● Given problem:
Copy each line of the data below with the word "Output".

(Data listing)
==================================================
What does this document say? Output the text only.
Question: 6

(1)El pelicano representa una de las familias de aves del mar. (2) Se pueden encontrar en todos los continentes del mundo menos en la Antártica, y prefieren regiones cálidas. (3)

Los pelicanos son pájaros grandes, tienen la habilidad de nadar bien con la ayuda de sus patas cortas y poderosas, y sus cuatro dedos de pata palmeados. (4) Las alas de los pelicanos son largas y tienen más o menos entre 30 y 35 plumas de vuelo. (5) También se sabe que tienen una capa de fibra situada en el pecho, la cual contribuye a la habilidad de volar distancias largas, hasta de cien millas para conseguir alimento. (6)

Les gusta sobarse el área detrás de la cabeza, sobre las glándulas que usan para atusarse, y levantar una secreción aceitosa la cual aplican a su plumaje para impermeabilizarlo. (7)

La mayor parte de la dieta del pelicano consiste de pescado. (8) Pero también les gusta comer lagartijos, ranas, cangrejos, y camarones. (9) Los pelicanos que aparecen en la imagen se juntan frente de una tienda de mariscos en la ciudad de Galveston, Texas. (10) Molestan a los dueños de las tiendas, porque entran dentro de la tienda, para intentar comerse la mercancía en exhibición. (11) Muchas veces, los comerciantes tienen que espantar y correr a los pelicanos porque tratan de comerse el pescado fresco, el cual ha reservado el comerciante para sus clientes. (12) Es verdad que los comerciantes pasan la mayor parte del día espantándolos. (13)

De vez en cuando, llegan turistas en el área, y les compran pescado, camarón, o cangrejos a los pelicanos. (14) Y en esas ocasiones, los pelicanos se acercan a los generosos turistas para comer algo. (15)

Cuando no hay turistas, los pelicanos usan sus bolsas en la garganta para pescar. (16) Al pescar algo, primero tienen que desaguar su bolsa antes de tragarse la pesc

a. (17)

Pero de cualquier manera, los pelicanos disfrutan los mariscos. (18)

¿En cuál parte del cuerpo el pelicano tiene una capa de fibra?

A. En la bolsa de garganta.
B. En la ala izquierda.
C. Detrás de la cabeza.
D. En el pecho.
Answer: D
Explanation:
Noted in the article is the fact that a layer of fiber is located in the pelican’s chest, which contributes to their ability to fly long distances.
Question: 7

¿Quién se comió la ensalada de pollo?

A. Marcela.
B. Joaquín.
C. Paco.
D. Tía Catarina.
==================================================
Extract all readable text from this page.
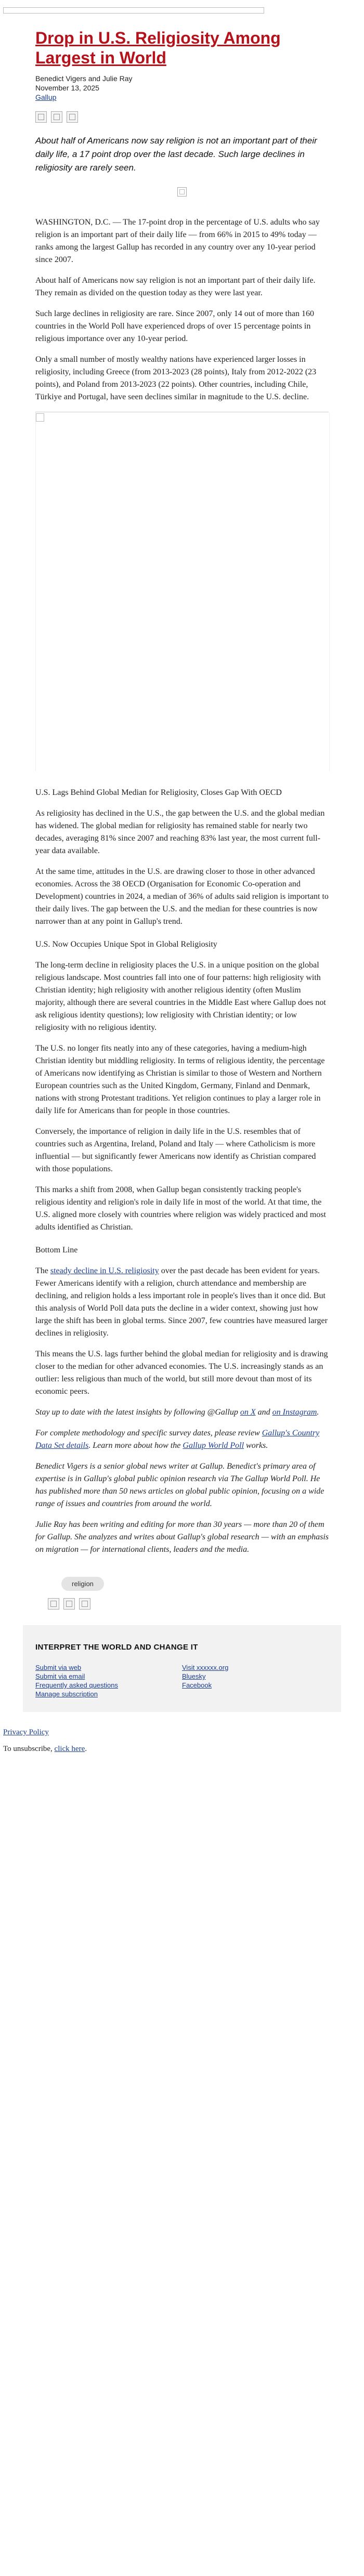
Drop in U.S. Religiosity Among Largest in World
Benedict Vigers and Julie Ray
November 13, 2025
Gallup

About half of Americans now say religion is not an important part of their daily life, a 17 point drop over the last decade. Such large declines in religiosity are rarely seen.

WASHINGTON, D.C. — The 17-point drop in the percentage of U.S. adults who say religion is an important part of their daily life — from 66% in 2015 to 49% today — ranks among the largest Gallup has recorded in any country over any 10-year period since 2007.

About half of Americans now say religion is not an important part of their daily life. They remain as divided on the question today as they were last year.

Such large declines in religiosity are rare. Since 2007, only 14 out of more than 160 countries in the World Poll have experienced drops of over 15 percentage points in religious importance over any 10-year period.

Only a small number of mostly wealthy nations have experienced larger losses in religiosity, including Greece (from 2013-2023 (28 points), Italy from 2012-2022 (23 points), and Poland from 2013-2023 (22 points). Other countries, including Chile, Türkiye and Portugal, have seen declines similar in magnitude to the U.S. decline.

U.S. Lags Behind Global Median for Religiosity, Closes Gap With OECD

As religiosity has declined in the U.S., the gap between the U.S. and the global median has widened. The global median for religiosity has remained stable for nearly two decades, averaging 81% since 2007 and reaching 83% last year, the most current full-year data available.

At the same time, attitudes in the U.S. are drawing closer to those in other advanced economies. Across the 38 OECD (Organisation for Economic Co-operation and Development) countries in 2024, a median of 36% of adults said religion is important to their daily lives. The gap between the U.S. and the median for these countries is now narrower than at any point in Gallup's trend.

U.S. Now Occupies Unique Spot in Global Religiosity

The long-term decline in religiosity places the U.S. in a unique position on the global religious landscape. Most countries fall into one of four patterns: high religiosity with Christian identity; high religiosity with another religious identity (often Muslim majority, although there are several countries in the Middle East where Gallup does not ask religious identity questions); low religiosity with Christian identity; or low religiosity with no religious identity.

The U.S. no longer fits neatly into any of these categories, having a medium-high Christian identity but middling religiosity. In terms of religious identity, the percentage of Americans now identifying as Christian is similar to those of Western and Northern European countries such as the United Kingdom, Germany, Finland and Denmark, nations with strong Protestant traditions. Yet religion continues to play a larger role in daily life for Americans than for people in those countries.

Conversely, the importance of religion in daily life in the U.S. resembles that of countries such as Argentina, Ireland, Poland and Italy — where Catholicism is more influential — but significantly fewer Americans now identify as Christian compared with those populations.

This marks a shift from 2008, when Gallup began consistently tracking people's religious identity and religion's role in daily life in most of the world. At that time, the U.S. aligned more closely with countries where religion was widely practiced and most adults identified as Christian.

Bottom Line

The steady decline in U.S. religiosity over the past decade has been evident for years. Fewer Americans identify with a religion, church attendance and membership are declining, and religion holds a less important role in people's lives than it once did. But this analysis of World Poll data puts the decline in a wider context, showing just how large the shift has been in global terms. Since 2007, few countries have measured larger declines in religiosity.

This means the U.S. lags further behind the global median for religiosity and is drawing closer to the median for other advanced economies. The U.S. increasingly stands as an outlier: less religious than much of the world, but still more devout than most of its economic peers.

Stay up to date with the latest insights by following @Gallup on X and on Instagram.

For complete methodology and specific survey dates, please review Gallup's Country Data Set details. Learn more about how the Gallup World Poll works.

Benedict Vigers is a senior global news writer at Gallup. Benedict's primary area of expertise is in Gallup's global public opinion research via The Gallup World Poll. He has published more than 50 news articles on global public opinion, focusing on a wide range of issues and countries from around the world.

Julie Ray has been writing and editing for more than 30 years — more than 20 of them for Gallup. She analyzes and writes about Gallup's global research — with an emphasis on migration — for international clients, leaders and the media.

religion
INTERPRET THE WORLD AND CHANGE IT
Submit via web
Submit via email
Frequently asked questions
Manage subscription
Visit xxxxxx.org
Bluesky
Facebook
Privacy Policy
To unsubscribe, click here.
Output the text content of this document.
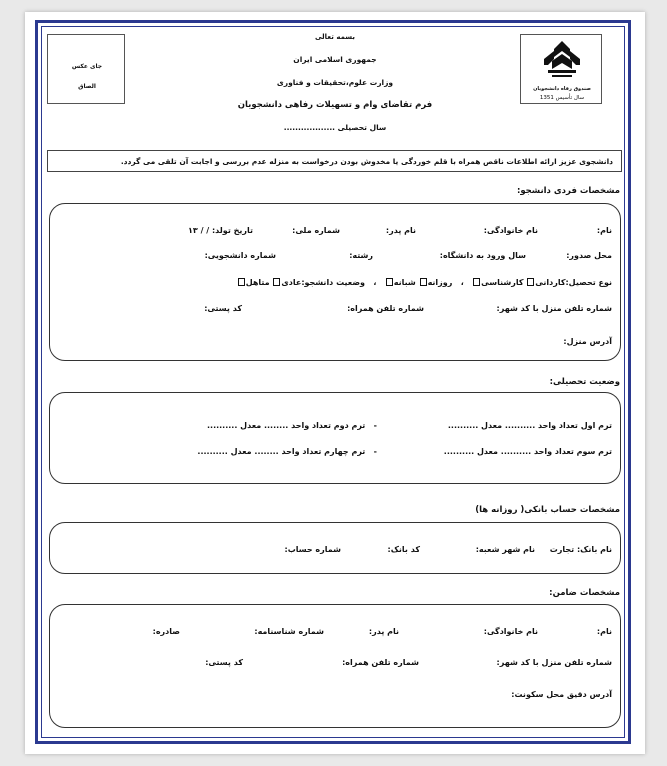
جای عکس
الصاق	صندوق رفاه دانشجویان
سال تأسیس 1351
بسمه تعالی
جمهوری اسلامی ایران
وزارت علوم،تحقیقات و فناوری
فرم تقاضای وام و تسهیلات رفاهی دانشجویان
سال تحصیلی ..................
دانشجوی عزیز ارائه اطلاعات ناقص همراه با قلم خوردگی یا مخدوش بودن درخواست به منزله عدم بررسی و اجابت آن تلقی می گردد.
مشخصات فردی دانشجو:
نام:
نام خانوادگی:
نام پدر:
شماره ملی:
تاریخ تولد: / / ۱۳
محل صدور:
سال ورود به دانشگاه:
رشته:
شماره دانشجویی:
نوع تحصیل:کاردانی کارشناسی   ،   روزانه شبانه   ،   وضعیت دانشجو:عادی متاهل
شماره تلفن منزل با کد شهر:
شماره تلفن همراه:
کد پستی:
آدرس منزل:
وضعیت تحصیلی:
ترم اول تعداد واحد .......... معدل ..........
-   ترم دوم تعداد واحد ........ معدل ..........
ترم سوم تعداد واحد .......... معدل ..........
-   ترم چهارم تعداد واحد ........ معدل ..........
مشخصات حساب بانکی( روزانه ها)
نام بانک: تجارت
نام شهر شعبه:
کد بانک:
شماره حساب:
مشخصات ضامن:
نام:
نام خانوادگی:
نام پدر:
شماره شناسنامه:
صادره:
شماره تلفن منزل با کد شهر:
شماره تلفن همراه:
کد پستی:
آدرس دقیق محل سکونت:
==================================================
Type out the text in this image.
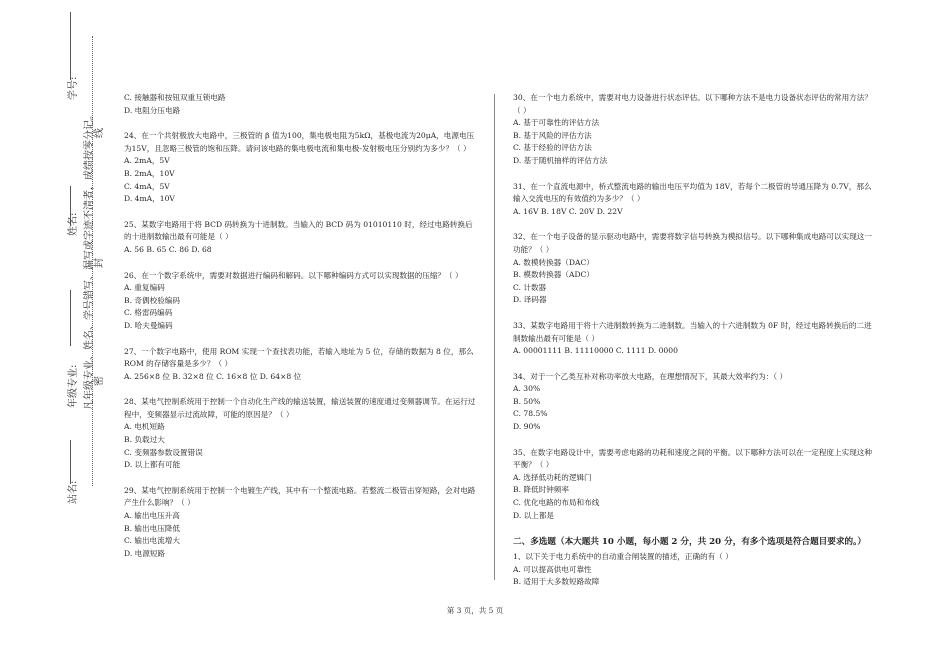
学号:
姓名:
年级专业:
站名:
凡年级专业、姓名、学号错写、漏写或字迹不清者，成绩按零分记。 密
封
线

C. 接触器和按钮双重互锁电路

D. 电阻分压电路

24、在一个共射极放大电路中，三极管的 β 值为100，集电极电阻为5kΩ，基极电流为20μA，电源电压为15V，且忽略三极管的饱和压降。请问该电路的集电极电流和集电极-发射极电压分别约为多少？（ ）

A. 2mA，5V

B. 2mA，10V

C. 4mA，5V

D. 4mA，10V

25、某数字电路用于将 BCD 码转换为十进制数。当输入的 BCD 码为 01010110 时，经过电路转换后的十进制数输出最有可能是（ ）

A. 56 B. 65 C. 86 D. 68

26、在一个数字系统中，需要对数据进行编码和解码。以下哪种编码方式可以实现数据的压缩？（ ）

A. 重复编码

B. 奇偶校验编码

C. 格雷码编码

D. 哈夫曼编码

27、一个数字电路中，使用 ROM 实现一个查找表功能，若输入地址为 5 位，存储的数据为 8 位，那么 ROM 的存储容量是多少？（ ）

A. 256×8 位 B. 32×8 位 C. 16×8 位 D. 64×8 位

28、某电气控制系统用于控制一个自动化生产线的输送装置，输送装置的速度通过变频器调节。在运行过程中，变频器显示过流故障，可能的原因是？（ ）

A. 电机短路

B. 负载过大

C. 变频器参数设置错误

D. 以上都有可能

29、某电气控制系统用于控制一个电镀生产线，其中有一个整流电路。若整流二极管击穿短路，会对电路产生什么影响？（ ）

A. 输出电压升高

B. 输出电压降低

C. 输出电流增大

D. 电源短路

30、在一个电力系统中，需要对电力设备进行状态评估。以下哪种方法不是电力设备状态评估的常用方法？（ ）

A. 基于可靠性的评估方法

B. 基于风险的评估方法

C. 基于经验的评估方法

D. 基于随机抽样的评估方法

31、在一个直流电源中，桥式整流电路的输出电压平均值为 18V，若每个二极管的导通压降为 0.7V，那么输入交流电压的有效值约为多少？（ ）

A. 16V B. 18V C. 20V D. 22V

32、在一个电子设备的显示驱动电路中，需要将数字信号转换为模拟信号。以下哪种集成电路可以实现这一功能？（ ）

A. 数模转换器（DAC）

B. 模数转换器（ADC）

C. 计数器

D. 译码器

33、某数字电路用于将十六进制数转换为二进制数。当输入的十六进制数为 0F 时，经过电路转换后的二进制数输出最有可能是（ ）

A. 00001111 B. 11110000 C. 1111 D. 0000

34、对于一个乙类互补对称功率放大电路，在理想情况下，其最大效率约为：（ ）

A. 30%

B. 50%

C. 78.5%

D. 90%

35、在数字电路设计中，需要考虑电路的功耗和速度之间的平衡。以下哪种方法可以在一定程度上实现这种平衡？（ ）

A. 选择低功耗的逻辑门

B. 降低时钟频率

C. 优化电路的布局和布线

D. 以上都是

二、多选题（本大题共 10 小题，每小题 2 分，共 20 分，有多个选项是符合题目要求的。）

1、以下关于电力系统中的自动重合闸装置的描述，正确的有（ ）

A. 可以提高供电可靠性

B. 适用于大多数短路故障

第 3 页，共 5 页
==================================================
● Answer to the problem:
What does this document say? Output the text only.
Output the text content of this document.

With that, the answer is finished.